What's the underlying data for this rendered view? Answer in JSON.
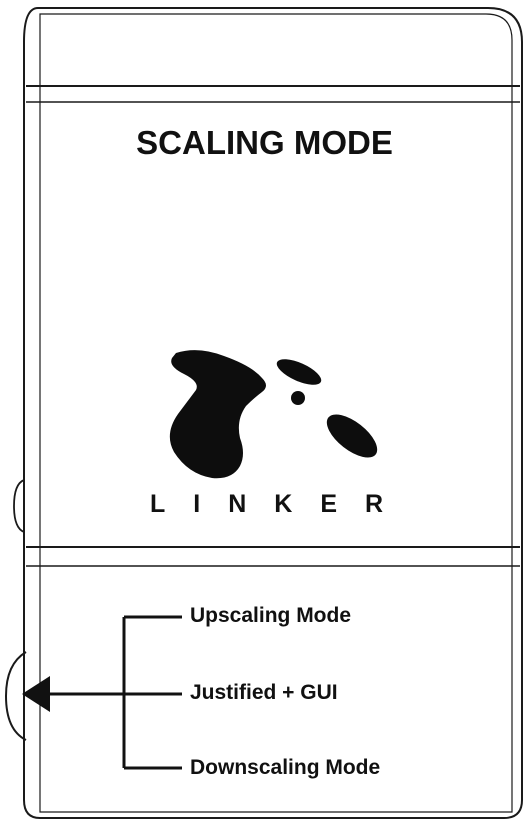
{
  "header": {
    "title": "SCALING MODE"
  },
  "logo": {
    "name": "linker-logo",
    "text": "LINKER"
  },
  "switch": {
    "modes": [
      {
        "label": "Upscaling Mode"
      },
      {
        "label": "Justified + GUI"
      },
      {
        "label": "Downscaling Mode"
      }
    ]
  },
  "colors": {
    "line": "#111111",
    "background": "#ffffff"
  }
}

=-=-=

# WHAT TO PRODUCE
Except for the pictures, reproduce every line exactly.

# SOLUTION
What's the underlying data for this rendered view? Answer in JSON.
{
  "header": {
    "title": "SCALING MODE"
  },
  "logo": {
    "name": "linker-logo",
    "text": "LINKER"
  },
  "switch": {
    "modes": [
      {
        "label": "Upscaling Mode"
      },
      {
        "label": "Justified + GUI"
      },
      {
        "label": "Downscaling Mode"
      }
    ]
  },
  "colors": {
    "line": "#111111",
    "background": "#ffffff"
  }
}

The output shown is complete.